** DIRECTIONS FOR THIS TASK **
Copy out the listing in full, exactly as written, but not its pictures.

(Collected data entries)
········
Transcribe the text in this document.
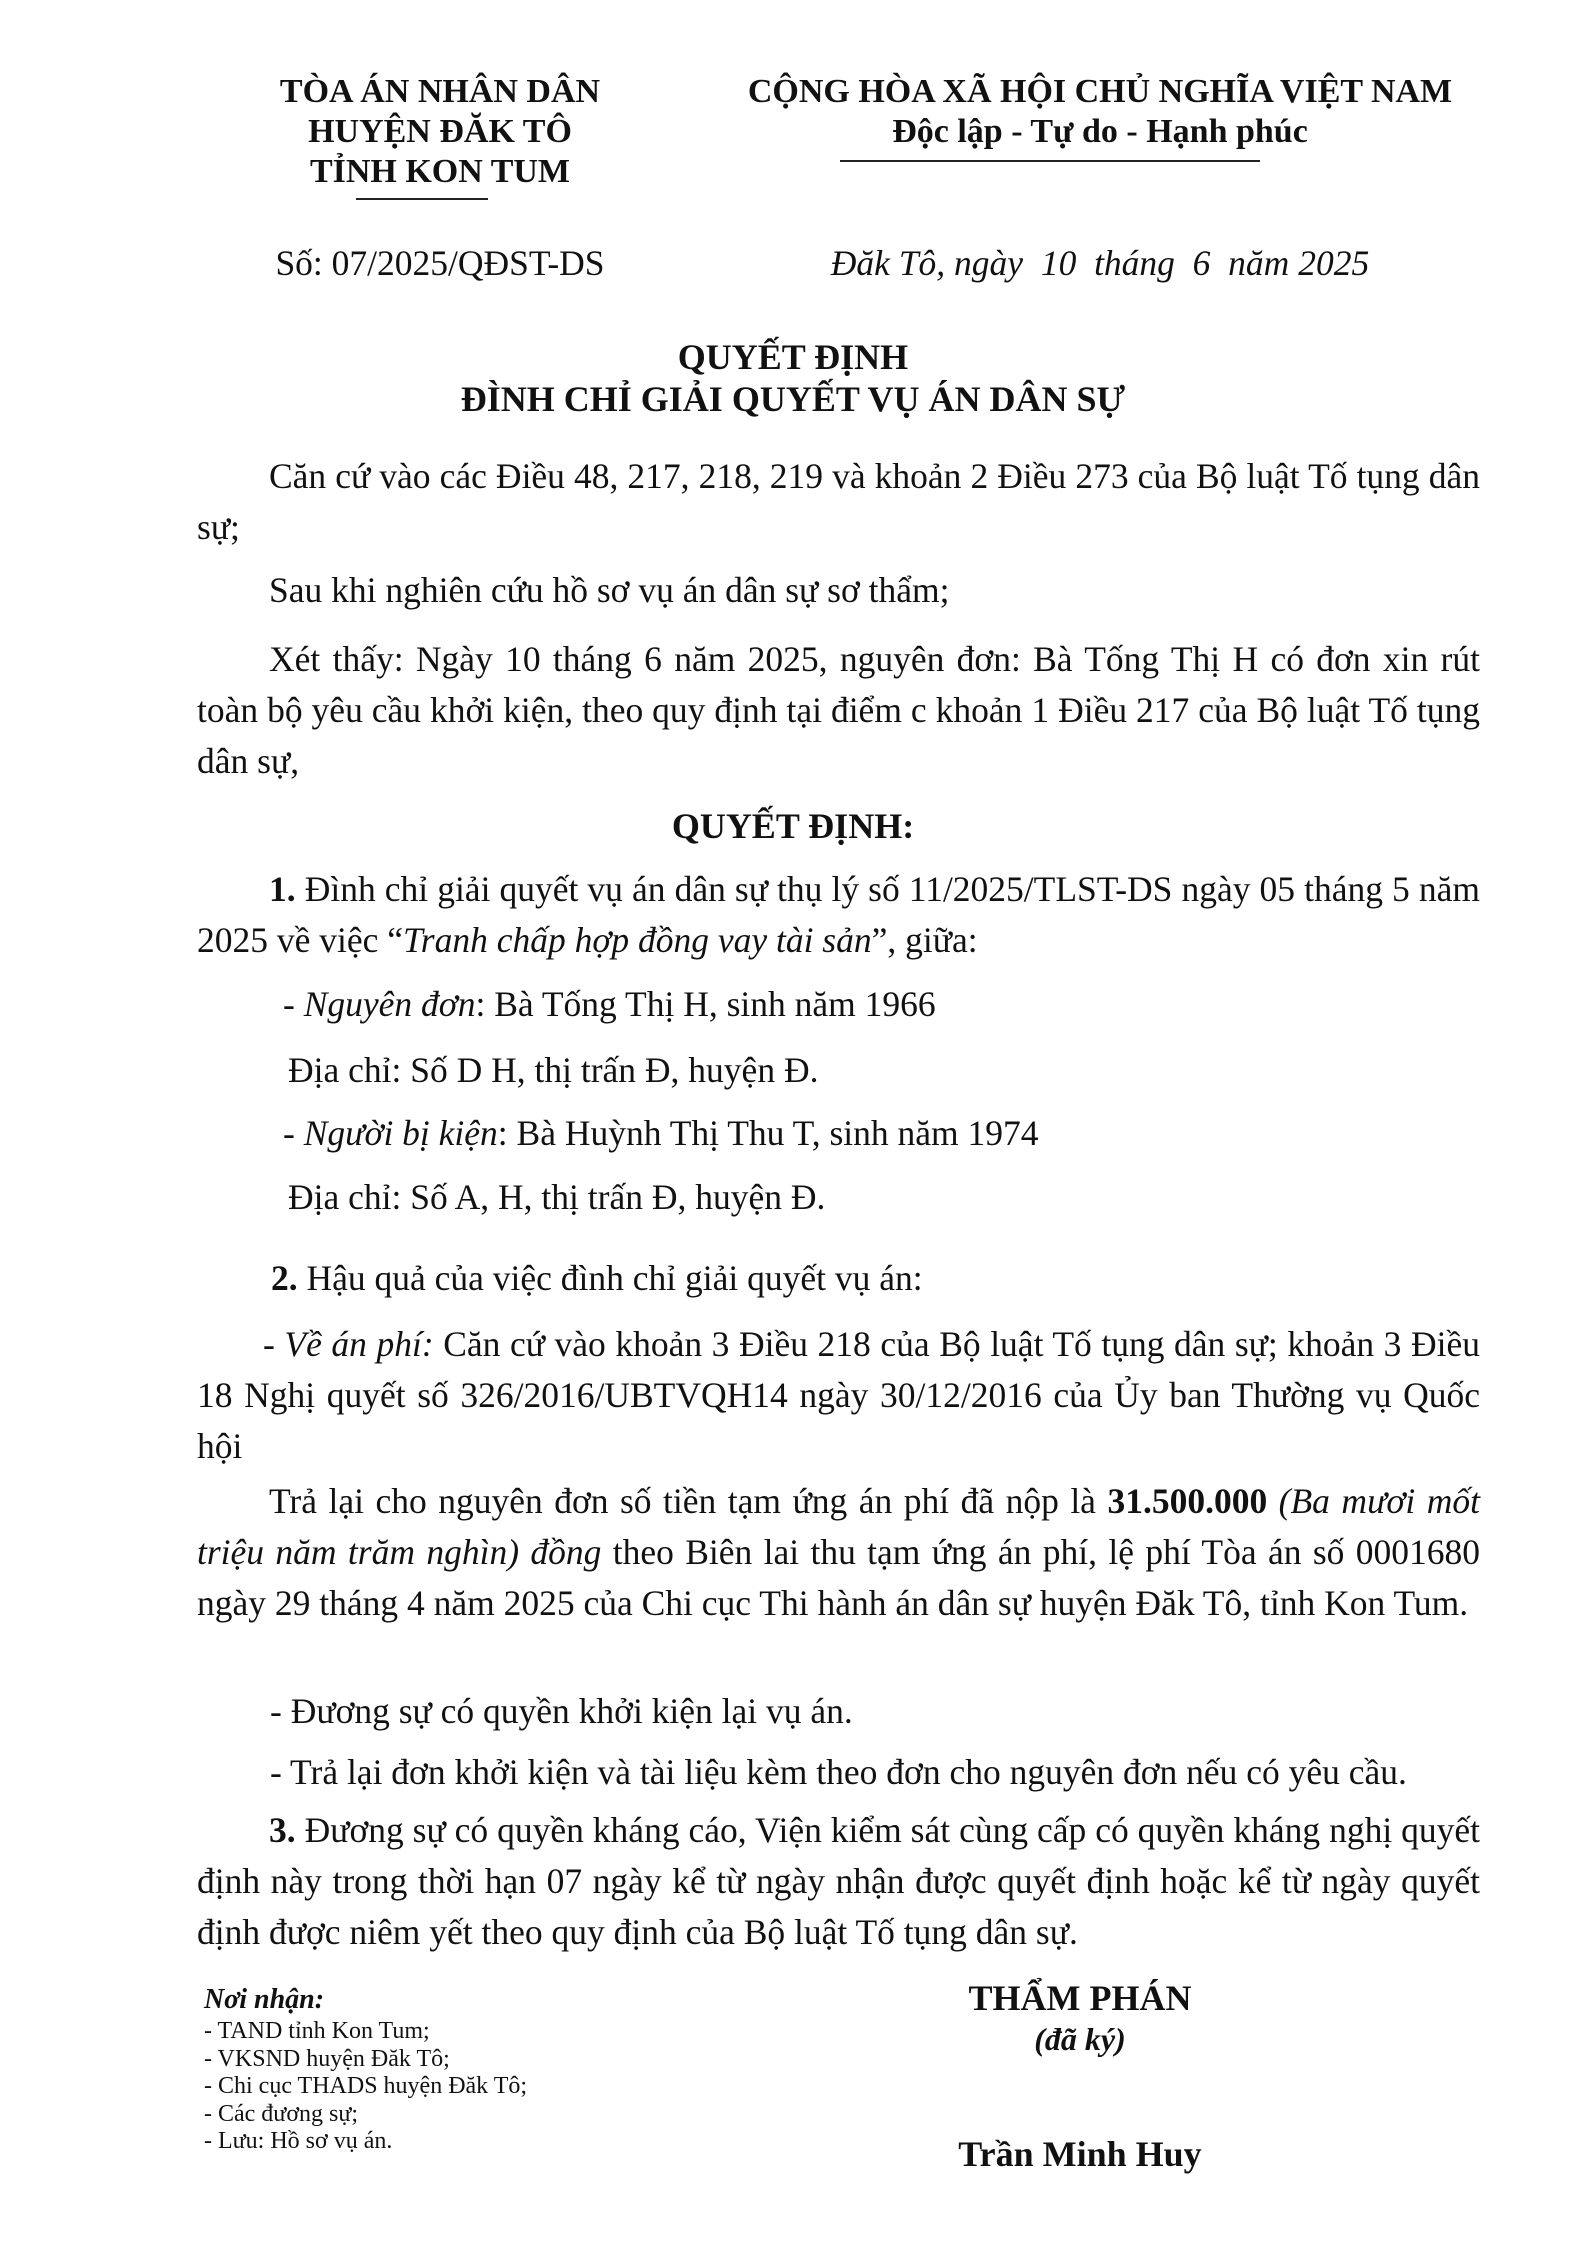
TÒA ÁN NHÂN DÂN
HUYỆN ĐĂK TÔ
TỈNH KON TUM
Số: 07/2025/QĐST-DS
CỘNG HÒA XÃ HỘI CHỦ NGHĨA VIỆT NAM
Độc lập - Tự do - Hạnh phúc
Đăk Tô, ngày  10  tháng  6  năm 2025
QUYẾT ĐỊNH
ĐÌNH CHỈ GIẢI QUYẾT VỤ ÁN DÂN SỰ
Căn cứ vào các Điều 48, 217, 218, 219 và khoản 2 Điều 273 của Bộ luật Tố tụng dân sự;
Sau khi nghiên cứu hồ sơ vụ án dân sự sơ thẩm;
Xét thấy: Ngày 10 tháng 6 năm 2025, nguyên đơn: Bà Tống Thị H có đơn xin rút toàn bộ yêu cầu khởi kiện, theo quy định tại điểm c khoản 1 Điều 217 của Bộ luật Tố tụng dân sự,
QUYẾT ĐỊNH:
1. Đình chỉ giải quyết vụ án dân sự thụ lý số 11/2025/TLST-DS ngày 05 tháng 5 năm 2025 về việc “Tranh chấp hợp đồng vay tài sản”, giữa:
- Nguyên đơn: Bà Tống Thị H, sinh năm 1966
Địa chỉ: Số D H, thị trấn Đ, huyện Đ.
- Người bị kiện: Bà Huỳnh Thị Thu T, sinh năm 1974
Địa chỉ: Số A, H, thị trấn Đ, huyện Đ.
2. Hậu quả của việc đình chỉ giải quyết vụ án:
- Về án phí: Căn cứ vào khoản 3 Điều 218 của Bộ luật Tố tụng dân sự; khoản 3 Điều 18 Nghị quyết số 326/2016/UBTVQH14 ngày 30/12/2016 của Ủy ban Thường vụ Quốc hội
Trả lại cho nguyên đơn số tiền tạm ứng án phí đã nộp là 31.500.000 (Ba mươi mốt triệu năm trăm nghìn) đồng theo Biên lai thu tạm ứng án phí, lệ phí Tòa án số 0001680 ngày 29 tháng 4 năm 2025 của Chi cục Thi hành án dân sự huyện Đăk Tô, tỉnh Kon Tum.
- Đương sự có quyền khởi kiện lại vụ án.
- Trả lại đơn khởi kiện và tài liệu kèm theo đơn cho nguyên đơn nếu có yêu cầu.
3. Đương sự có quyền kháng cáo, Viện kiểm sát cùng cấp có quyền kháng nghị quyết định này trong thời hạn 07 ngày kể từ ngày nhận được quyết định hoặc kể từ ngày quyết định được niêm yết theo quy định của Bộ luật Tố tụng dân sự.
Nơi nhận:
- TAND tỉnh Kon Tum;
- VKSND huyện Đăk Tô;
- Chi cục THADS huyện Đăk Tô;
- Các đương sự;
- Lưu: Hồ sơ vụ án.
THẨM PHÁN
(đã ký)
Trần Minh Huy
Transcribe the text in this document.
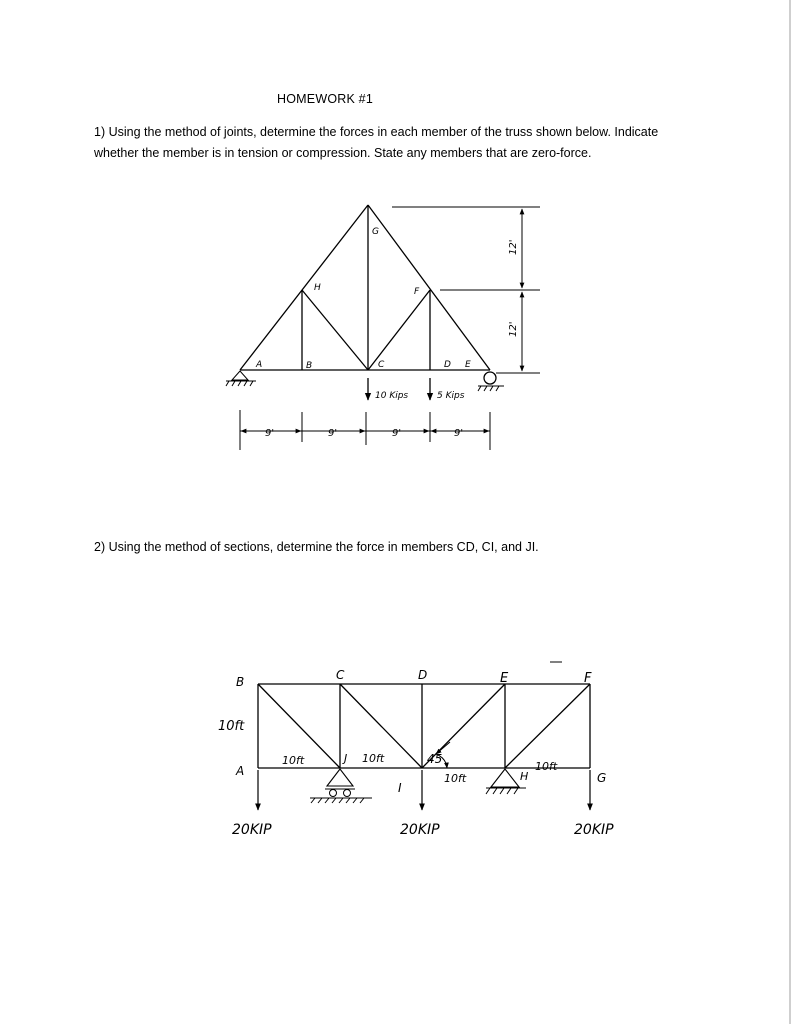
HOMEWORK #1
1) Using the method of joints, determine the forces in each member of the truss shown below. Indicate whether the member is in tension or compression. State any members that are zero-force.
2) Using the method of sections, determine the force in members CD, CI, and JI.
A	B	C	D E
F
G
H
10 Kips	5 Kips
12'
12'
9'	9'	9'	9'
B	C	D	E	F
A
J
I
H	G
10ft
10ft	10ft
10ft
10ft
45
20KIP	20KIP	20KIP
········
** EXERCISE SOLUTION **
Transcribe the text in this document.
TÒA ÁN NHÂN DÂN
HUYỆN ĐĂK TÔ
TỈNH KON TUM
Số: 07/2025/QĐST-DS
CỘNG HÒA XÃ HỘI CHỦ NGHĨA VIỆT NAM
Độc lập - Tự do - Hạnh phúc
Đăk Tô, ngày  10  tháng  6  năm 2025
QUYẾT ĐỊNH
ĐÌNH CHỈ GIẢI QUYẾT VỤ ÁN DÂN SỰ
Căn cứ vào các Điều 48, 217, 218, 219 và khoản 2 Điều 273 của Bộ luật Tố tụng dân sự;
Sau khi nghiên cứu hồ sơ vụ án dân sự sơ thẩm;
Xét thấy: Ngày 10 tháng 6 năm 2025, nguyên đơn: Bà Tống Thị H có đơn xin rút toàn bộ yêu cầu khởi kiện, theo quy định tại điểm c khoản 1 Điều 217 của Bộ luật Tố tụng dân sự,
QUYẾT ĐỊNH:
1. Đình chỉ giải quyết vụ án dân sự thụ lý số 11/2025/TLST-DS ngày 05 tháng 5 năm 2025 về việc “Tranh chấp hợp đồng vay tài sản”, giữa:
- Nguyên đơn: Bà Tống Thị H, sinh năm 1966
Địa chỉ: Số D H, thị trấn Đ, huyện Đ.
- Người bị kiện: Bà Huỳnh Thị Thu T, sinh năm 1974
Địa chỉ: Số A, H, thị trấn Đ, huyện Đ.
2. Hậu quả của việc đình chỉ giải quyết vụ án:
- Về án phí: Căn cứ vào khoản 3 Điều 218 của Bộ luật Tố tụng dân sự; khoản 3 Điều 18 Nghị quyết số 326/2016/UBTVQH14 ngày 30/12/2016 của Ủy ban Thường vụ Quốc hội
Trả lại cho nguyên đơn số tiền tạm ứng án phí đã nộp là 31.500.000 (Ba mươi mốt triệu năm trăm nghìn) đồng theo Biên lai thu tạm ứng án phí, lệ phí Tòa án số 0001680 ngày 29 tháng 4 năm 2025 của Chi cục Thi hành án dân sự huyện Đăk Tô, tỉnh Kon Tum.
- Đương sự có quyền khởi kiện lại vụ án.
- Trả lại đơn khởi kiện và tài liệu kèm theo đơn cho nguyên đơn nếu có yêu cầu.
3. Đương sự có quyền kháng cáo, Viện kiểm sát cùng cấp có quyền kháng nghị quyết định này trong thời hạn 07 ngày kể từ ngày nhận được quyết định hoặc kể từ ngày quyết định được niêm yết theo quy định của Bộ luật Tố tụng dân sự.
Nơi nhận:
- TAND tỉnh Kon Tum;
- VKSND huyện Đăk Tô;
- Chi cục THADS huyện Đăk Tô;
- Các đương sự;
- Lưu: Hồ sơ vụ án.
THẨM PHÁN
(đã ký)
Trần Minh Huy
Transcribe the text in this document.
HOMEWORK #1
1) Using the method of joints, determine the forces in each member of the truss shown below. Indicate whether the member is in tension or compression. State any members that are zero-force.
2) Using the method of sections, determine the force in members CD, CI, and JI.
A	B	C	D E
F
G
H
10 Kips	5 Kips
12'
12'
9'	9'	9'	9'
B	C	D	E	F
A
J
I
H	G
10ft
10ft	10ft
10ft
10ft
45
20KIP	20KIP	20KIP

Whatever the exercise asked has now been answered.